**SET TASK:** Show all lines from the listing below that contain "向该溶液中逐滴加入".

---

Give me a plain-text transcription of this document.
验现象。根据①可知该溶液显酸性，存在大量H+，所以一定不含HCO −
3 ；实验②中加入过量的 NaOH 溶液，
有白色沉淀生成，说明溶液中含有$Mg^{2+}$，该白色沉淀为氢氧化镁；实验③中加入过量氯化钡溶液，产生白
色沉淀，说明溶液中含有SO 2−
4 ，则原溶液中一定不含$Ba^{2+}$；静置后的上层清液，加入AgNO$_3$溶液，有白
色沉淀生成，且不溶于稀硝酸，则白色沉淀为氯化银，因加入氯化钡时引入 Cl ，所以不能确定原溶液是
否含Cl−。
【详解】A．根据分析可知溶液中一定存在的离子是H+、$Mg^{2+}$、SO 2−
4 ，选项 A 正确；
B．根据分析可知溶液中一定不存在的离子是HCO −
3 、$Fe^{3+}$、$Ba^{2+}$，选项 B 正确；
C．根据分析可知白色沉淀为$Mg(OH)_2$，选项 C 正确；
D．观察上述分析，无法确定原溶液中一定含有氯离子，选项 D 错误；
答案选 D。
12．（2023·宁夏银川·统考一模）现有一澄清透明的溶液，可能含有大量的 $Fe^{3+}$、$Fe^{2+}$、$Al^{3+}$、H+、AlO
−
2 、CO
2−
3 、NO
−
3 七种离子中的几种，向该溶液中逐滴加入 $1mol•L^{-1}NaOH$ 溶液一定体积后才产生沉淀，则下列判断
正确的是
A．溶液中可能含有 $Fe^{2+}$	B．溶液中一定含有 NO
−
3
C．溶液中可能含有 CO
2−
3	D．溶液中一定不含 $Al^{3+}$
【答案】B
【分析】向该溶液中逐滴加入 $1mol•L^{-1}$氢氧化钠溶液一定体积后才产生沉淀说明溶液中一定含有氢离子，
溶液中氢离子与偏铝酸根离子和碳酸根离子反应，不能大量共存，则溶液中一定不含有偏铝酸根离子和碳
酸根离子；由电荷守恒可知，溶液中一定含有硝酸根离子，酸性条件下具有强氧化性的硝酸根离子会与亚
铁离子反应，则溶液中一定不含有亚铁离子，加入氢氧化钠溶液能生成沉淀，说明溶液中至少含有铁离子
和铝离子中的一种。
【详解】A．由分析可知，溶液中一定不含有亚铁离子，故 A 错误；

---

**THE SOLUTION:**
3 七种离子中的几种，向该溶液中逐滴加入 $1mol•L^{-1}NaOH$ 溶液一定体积后才产生沉淀，则下列判断
【分析】向该溶液中逐滴加入 $1mol•L^{-1}$氢氧化钠溶液一定体积后才产生沉淀说明溶液中一定含有氢离子，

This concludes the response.